RECORDED INFORMATION:

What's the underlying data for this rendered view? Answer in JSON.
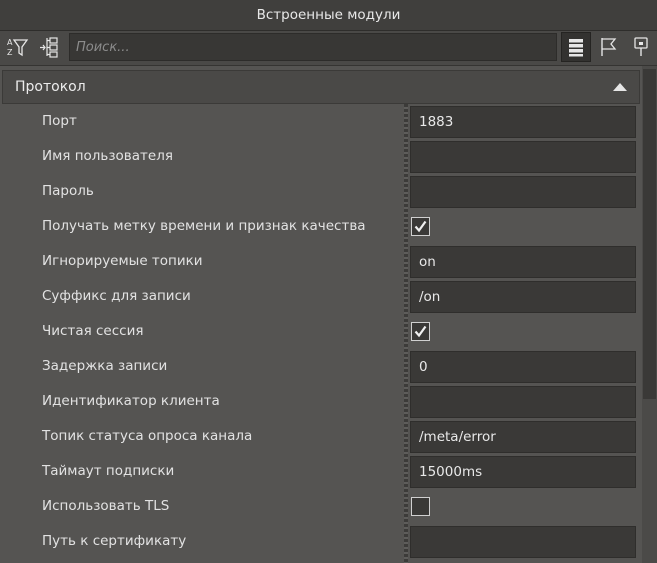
{
  "window": {
    "title": "Встроенные модули"
  },
  "toolbar": {
    "sort_icon": "sort-filter-icon",
    "collapse_icon": "collapse-tree-icon",
    "search_placeholder": "Поиск...",
    "list_icon": "list-view-icon",
    "flag_icon": "flag-icon",
    "pin_icon": "pin-icon"
  },
  "section": {
    "title": "Протокол",
    "expanded": true
  },
  "properties": [
    {
      "label": "Порт",
      "type": "text",
      "value": "1883"
    },
    {
      "label": "Имя пользователя",
      "type": "text",
      "value": ""
    },
    {
      "label": "Пароль",
      "type": "text",
      "value": ""
    },
    {
      "label": "Получать метку времени и признак качества",
      "type": "checkbox",
      "checked": true
    },
    {
      "label": "Игнорируемые топики",
      "type": "text",
      "value": "on"
    },
    {
      "label": "Суффикс для записи",
      "type": "text",
      "value": "/on"
    },
    {
      "label": "Чистая сессия",
      "type": "checkbox",
      "checked": true
    },
    {
      "label": "Задержка записи",
      "type": "text",
      "value": "0"
    },
    {
      "label": "Идентификатор клиента",
      "type": "text",
      "value": ""
    },
    {
      "label": "Топик статуса опроса канала",
      "type": "text",
      "value": "/meta/error"
    },
    {
      "label": "Таймаут подписки",
      "type": "text",
      "value": "15000ms"
    },
    {
      "label": "Использовать TLS",
      "type": "checkbox",
      "checked": false
    },
    {
      "label": "Путь к сертификату",
      "type": "text",
      "value": ""
    }
  ],
  "colors": {
    "background": "#555452",
    "field_background": "#3a3937",
    "text": "#e4e4e4"
  }
}
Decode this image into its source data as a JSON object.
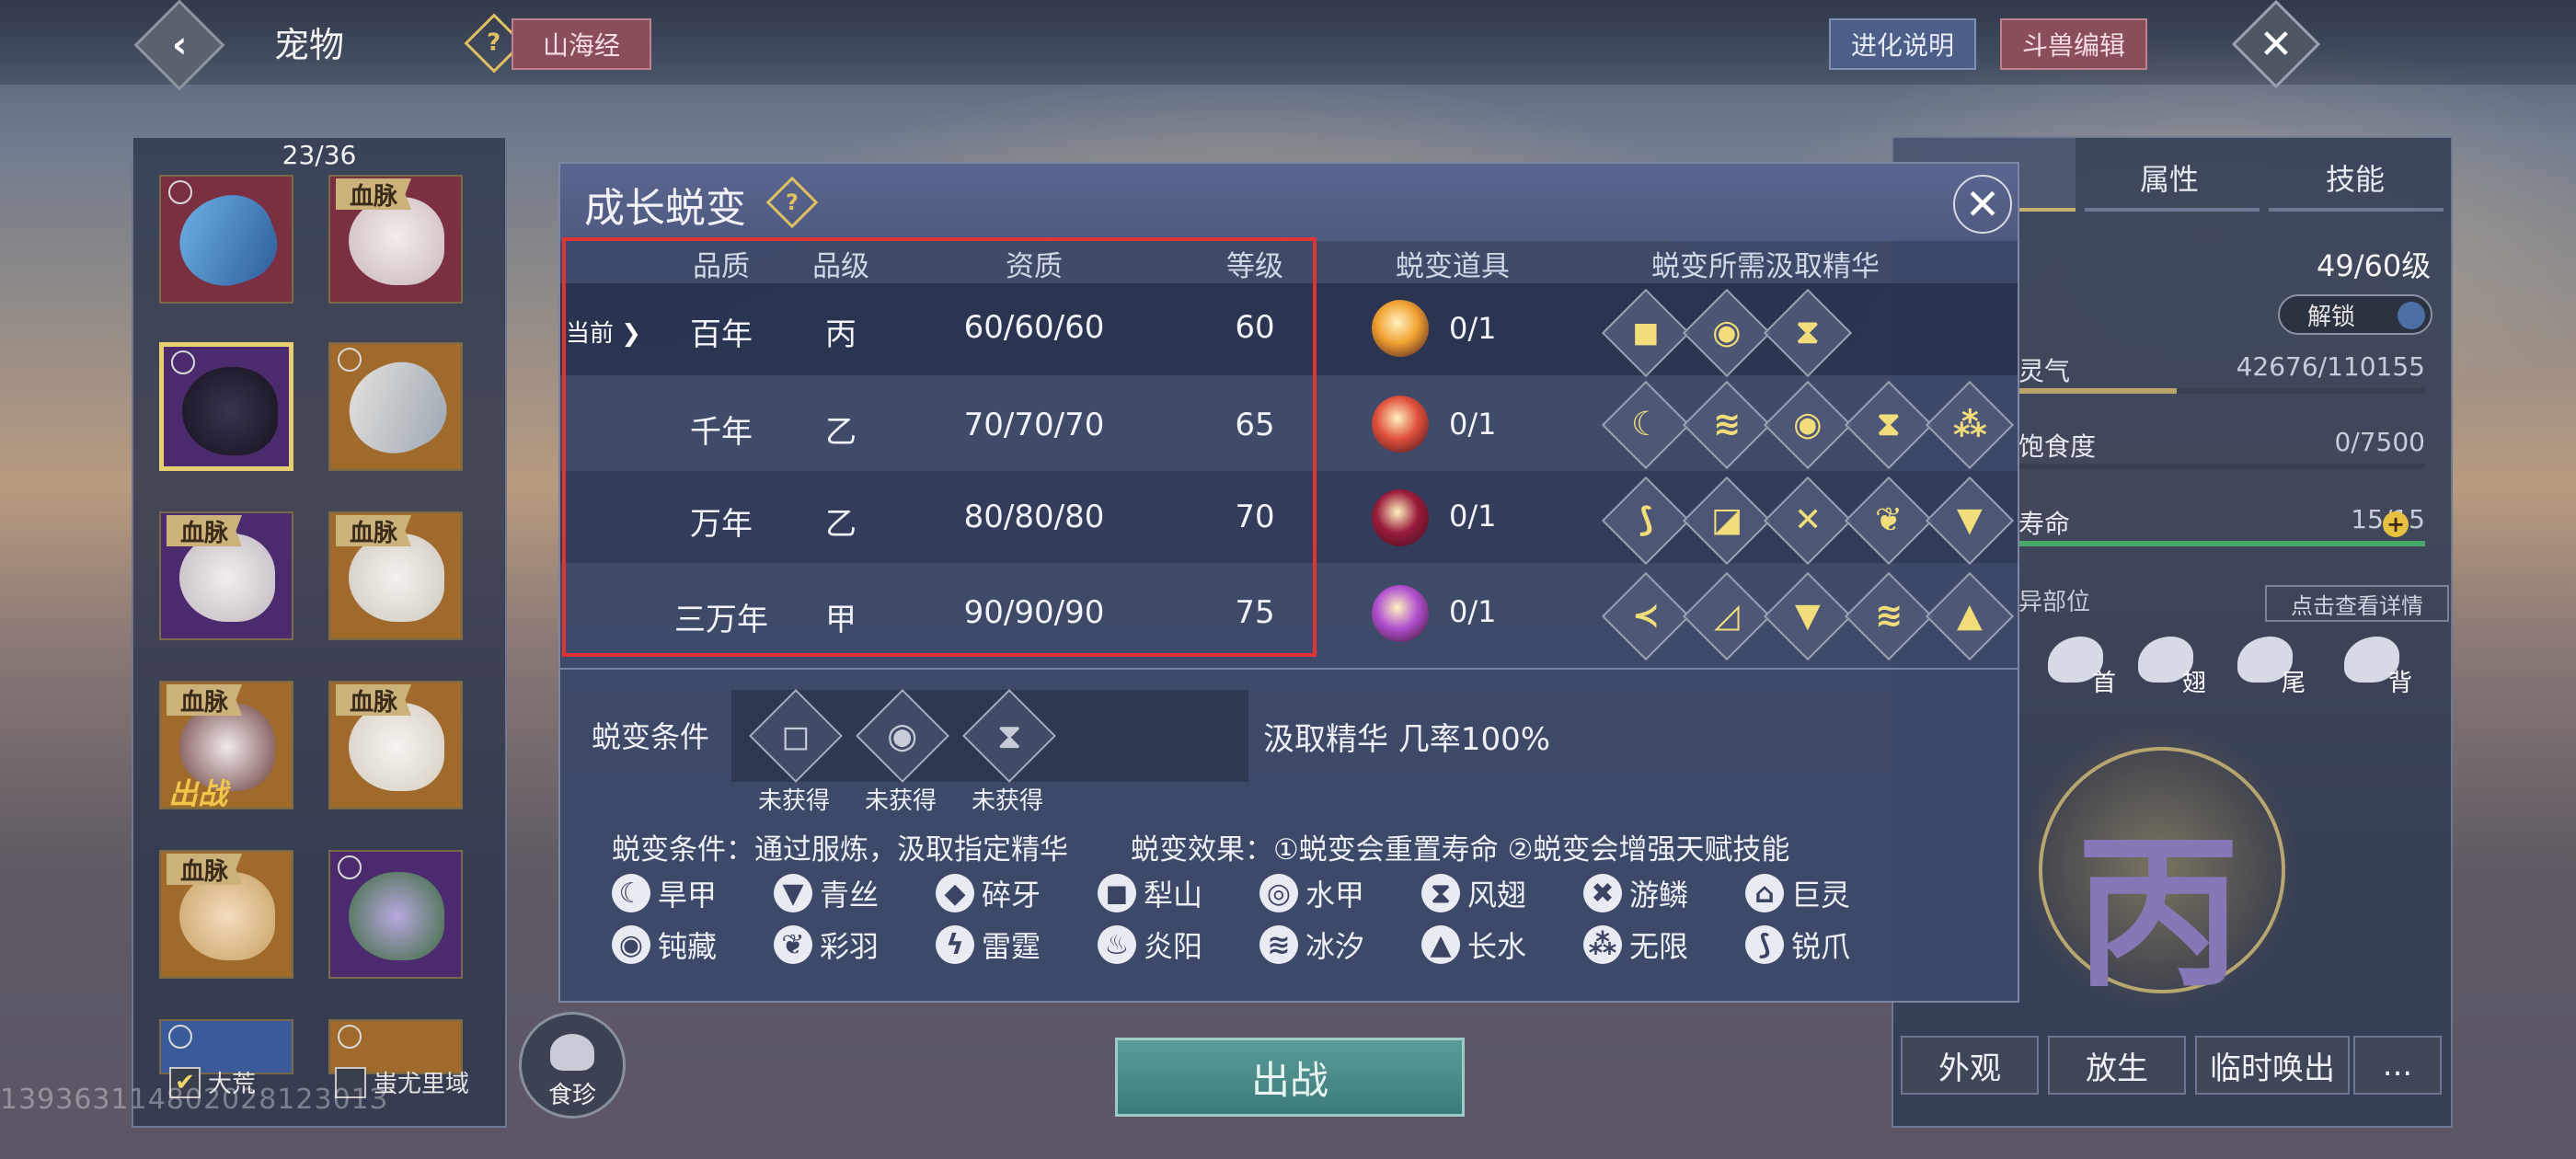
{
  "topbar": {
    "title": "宠物",
    "shanhai_label": "山海经",
    "evo_help_label": "进化说明",
    "fight_edit_label": "斗兽编辑"
  },
  "pet_list": {
    "count": "23/36",
    "blood_tag": "血脉",
    "fighting_tag": "出战",
    "filters": [
      {
        "label": "大荒",
        "checked": true
      },
      {
        "label": "蚩尤里域",
        "checked": false
      }
    ]
  },
  "watermark": "13936311480202812301З",
  "food_button": "食珍",
  "fight_button": "出战",
  "right_panel": {
    "tabs": [
      "属性",
      "技能"
    ],
    "level": "49/60级",
    "unlock_label": "解锁",
    "stats": [
      {
        "label": "灵气",
        "value": "42676/110155",
        "progress": 0.39,
        "color": "#b8a36a"
      },
      {
        "label": "饱食度",
        "value": "0/7500",
        "progress": 0,
        "color": "#b8a36a"
      },
      {
        "label": "寿命",
        "value": "15/15",
        "progress": 1.0,
        "color": "#4aa86a"
      }
    ],
    "parts_label": "异部位",
    "detail_button": "点击查看详情",
    "parts": [
      "首",
      "翅",
      "尾",
      "背"
    ],
    "grade": "丙",
    "bottom_buttons": [
      "外观",
      "放生",
      "临时唤出",
      "..."
    ]
  },
  "modal": {
    "title": "成长蜕变",
    "headers": {
      "quality": "品质",
      "grade": "品级",
      "aptitude": "资质",
      "level": "等级",
      "item": "蜕变道具",
      "essence": "蜕变所需汲取精华"
    },
    "current_marker": "当前",
    "rows": [
      {
        "quality": "百年",
        "grade": "丙",
        "aptitude": "60/60/60",
        "level": "60",
        "item_count": "0/1",
        "orb_color": "#f0a030",
        "essences": [
          "◼",
          "◉",
          "⧗"
        ]
      },
      {
        "quality": "千年",
        "grade": "乙",
        "aptitude": "70/70/70",
        "level": "65",
        "item_count": "0/1",
        "orb_color": "#e0503a",
        "essences": [
          "☾",
          "≋",
          "◉",
          "⧗",
          "⁂"
        ]
      },
      {
        "quality": "万年",
        "grade": "乙",
        "aptitude": "80/80/80",
        "level": "70",
        "item_count": "0/1",
        "orb_color": "#9a1a3a",
        "essences": [
          "⟆",
          "◪",
          "✕",
          "❦",
          "▼"
        ]
      },
      {
        "quality": "三万年",
        "grade": "甲",
        "aptitude": "90/90/90",
        "level": "75",
        "item_count": "0/1",
        "orb_color": "#b050d0",
        "essences": [
          "≺",
          "◿",
          "▼",
          "≋",
          "▲"
        ]
      }
    ],
    "condition_label": "蜕变条件",
    "condition_slots": [
      {
        "glyph": "◻",
        "status": "未获得"
      },
      {
        "glyph": "◉",
        "status": "未获得"
      },
      {
        "glyph": "⧗",
        "status": "未获得"
      }
    ],
    "absorb_rate": "汲取精华 几率100%",
    "rule_condition": "蜕变条件：通过服炼，汲取指定精华",
    "rule_effect": "蜕变效果：①蜕变会重置寿命 ②蜕变会增强天赋技能",
    "legend": [
      {
        "glyph": "☾",
        "label": "旱甲"
      },
      {
        "glyph": "▼",
        "label": "青丝"
      },
      {
        "glyph": "◆",
        "label": "碎牙"
      },
      {
        "glyph": "◼",
        "label": "犁山"
      },
      {
        "glyph": "◎",
        "label": "水甲"
      },
      {
        "glyph": "⧗",
        "label": "风翅"
      },
      {
        "glyph": "✖",
        "label": "游鳞"
      },
      {
        "glyph": "⌂",
        "label": "巨灵"
      },
      {
        "glyph": "◉",
        "label": "钝藏"
      },
      {
        "glyph": "❦",
        "label": "彩羽"
      },
      {
        "glyph": "ϟ",
        "label": "雷霆"
      },
      {
        "glyph": "♨",
        "label": "炎阳"
      },
      {
        "glyph": "≋",
        "label": "冰汐"
      },
      {
        "glyph": "▲",
        "label": "长水"
      },
      {
        "glyph": "⁂",
        "label": "无限"
      },
      {
        "glyph": "⟆",
        "label": "锐爪"
      }
    ]
  }
}
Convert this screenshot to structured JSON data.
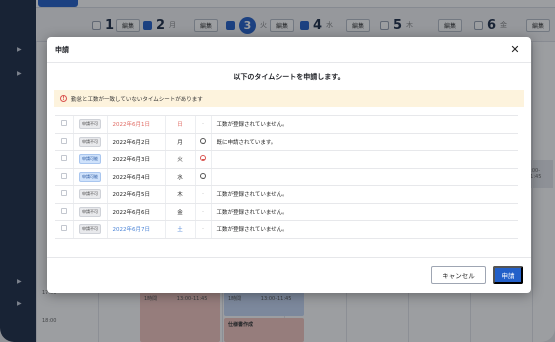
{
  "background": {
    "days": [
      {
        "num": "1",
        "weekday": "日",
        "checked": false
      },
      {
        "num": "2",
        "weekday": "月",
        "checked": true
      },
      {
        "num": "3",
        "weekday": "火",
        "checked": true,
        "today": true
      },
      {
        "num": "4",
        "weekday": "水",
        "checked": true
      },
      {
        "num": "5",
        "weekday": "木",
        "checked": false
      },
      {
        "num": "6",
        "weekday": "金",
        "checked": false
      }
    ],
    "edit_label": "編集",
    "times": [
      "17:00",
      "18:00"
    ],
    "events": [
      {
        "label": "1時間",
        "time": "13:00-11:45"
      },
      {
        "label": "1時間",
        "time": "13:00-11:45"
      },
      {
        "label": "仕様書作成",
        "time": ""
      }
    ],
    "side_time": "1:00-11:45"
  },
  "modal": {
    "title": "申請",
    "close_icon": "close-icon",
    "heading": "以下のタイムシートを申請します。",
    "alert_text": "勤怠と工数が一致していないタイムシートがあります",
    "rows": [
      {
        "badge": "申請不可",
        "badge_type": "no",
        "date": "2022年6月1日",
        "weekday": "日",
        "day_color": "sun",
        "status_icon": "dash",
        "message": "工数が登録されていません。"
      },
      {
        "badge": "申請不可",
        "badge_type": "no",
        "date": "2022年6月2日",
        "weekday": "月",
        "day_color": "",
        "status_icon": "smile",
        "message": "既に申請されています。"
      },
      {
        "badge": "申請可能",
        "badge_type": "ok",
        "date": "2022年6月3日",
        "weekday": "火",
        "day_color": "",
        "status_icon": "sad",
        "message": ""
      },
      {
        "badge": "申請可能",
        "badge_type": "ok",
        "date": "2022年6月4日",
        "weekday": "水",
        "day_color": "",
        "status_icon": "smile",
        "message": ""
      },
      {
        "badge": "申請不可",
        "badge_type": "no",
        "date": "2022年6月5日",
        "weekday": "木",
        "day_color": "",
        "status_icon": "dash",
        "message": "工数が登録されていません。"
      },
      {
        "badge": "申請不可",
        "badge_type": "no",
        "date": "2022年6月6日",
        "weekday": "金",
        "day_color": "",
        "status_icon": "dash",
        "message": "工数が登録されていません。"
      },
      {
        "badge": "申請不可",
        "badge_type": "no",
        "date": "2022年6月7日",
        "weekday": "土",
        "day_color": "sat",
        "status_icon": "dash",
        "message": "工数が登録されていません。"
      }
    ],
    "cancel_label": "キャンセル",
    "submit_label": "申請"
  },
  "colors": {
    "primary": "#2360c9",
    "sidebar": "#1d2b45",
    "alert_bg": "#fdf3dd",
    "sunday": "#e06a63",
    "saturday": "#4a83d6"
  }
}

PROMPT: Filter the listing above by the word "grade"; copy each line that passes.

ANSWER TO THE TASK:
    "grade": "丙",
      "grade": "品级",
        "grade": "丙",
        "grade": "乙",
        "grade": "乙",
        "grade": "甲",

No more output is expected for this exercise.